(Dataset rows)

** begin **

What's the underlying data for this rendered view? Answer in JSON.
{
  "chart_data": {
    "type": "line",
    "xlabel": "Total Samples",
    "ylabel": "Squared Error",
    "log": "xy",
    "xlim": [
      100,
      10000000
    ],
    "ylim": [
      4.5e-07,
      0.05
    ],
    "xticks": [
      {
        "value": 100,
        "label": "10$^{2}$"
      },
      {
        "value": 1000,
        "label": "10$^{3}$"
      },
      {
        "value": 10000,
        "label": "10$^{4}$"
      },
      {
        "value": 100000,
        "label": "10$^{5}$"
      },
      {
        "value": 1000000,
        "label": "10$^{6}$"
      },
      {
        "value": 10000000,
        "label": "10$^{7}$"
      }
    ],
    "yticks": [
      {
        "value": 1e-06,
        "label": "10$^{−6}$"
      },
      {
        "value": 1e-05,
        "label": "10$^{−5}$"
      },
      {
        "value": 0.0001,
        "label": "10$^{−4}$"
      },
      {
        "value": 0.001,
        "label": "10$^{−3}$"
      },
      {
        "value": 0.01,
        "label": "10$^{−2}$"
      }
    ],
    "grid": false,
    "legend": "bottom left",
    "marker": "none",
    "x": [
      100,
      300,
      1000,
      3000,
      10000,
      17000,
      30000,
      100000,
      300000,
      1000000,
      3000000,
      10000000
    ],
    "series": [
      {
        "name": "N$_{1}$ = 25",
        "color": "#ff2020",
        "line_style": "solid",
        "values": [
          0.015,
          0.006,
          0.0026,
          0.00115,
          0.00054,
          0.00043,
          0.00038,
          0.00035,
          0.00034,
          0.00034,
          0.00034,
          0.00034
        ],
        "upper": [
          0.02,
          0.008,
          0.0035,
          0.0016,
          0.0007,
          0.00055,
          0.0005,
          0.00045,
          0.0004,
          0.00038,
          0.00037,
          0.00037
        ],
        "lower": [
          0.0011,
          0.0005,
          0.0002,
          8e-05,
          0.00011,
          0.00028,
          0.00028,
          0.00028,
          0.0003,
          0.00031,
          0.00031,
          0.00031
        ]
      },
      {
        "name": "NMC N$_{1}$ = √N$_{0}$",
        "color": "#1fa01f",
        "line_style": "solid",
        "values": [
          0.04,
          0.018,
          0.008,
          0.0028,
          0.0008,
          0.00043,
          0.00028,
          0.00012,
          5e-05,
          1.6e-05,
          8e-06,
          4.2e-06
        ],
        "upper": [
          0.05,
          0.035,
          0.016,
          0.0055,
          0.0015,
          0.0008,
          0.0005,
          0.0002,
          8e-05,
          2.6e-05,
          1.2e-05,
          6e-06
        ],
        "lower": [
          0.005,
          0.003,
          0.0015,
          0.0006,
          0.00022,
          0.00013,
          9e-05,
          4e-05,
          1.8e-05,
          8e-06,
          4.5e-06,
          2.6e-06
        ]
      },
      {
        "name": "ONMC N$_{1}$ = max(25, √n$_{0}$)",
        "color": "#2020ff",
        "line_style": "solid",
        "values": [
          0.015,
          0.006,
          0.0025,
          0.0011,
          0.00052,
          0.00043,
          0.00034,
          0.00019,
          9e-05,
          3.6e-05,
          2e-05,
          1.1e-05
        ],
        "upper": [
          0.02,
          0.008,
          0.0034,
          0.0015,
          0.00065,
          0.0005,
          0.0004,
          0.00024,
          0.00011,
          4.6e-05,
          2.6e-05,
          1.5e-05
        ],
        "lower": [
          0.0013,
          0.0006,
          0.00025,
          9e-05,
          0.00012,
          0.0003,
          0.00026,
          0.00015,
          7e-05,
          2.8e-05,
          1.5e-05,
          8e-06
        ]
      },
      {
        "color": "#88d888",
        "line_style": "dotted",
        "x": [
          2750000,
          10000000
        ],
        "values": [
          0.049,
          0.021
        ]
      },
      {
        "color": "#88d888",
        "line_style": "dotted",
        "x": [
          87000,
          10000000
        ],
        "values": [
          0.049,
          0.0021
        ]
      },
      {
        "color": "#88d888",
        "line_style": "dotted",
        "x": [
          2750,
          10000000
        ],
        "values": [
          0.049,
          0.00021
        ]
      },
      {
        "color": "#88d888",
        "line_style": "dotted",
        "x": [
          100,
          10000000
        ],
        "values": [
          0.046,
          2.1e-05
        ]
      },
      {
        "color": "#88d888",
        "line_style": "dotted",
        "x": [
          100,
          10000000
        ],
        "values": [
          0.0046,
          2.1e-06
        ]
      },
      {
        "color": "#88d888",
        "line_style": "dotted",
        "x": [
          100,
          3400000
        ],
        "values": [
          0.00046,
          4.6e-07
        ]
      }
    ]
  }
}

** end **

Pick out lines containing the word "name", each one as written.

        "name": "N$_{1}$ = 25",
        "name": "NMC N$_{1}$ = √N$_{0}$",
        "name": "ONMC N$_{1}$ = max(25, √n$_{0}$)",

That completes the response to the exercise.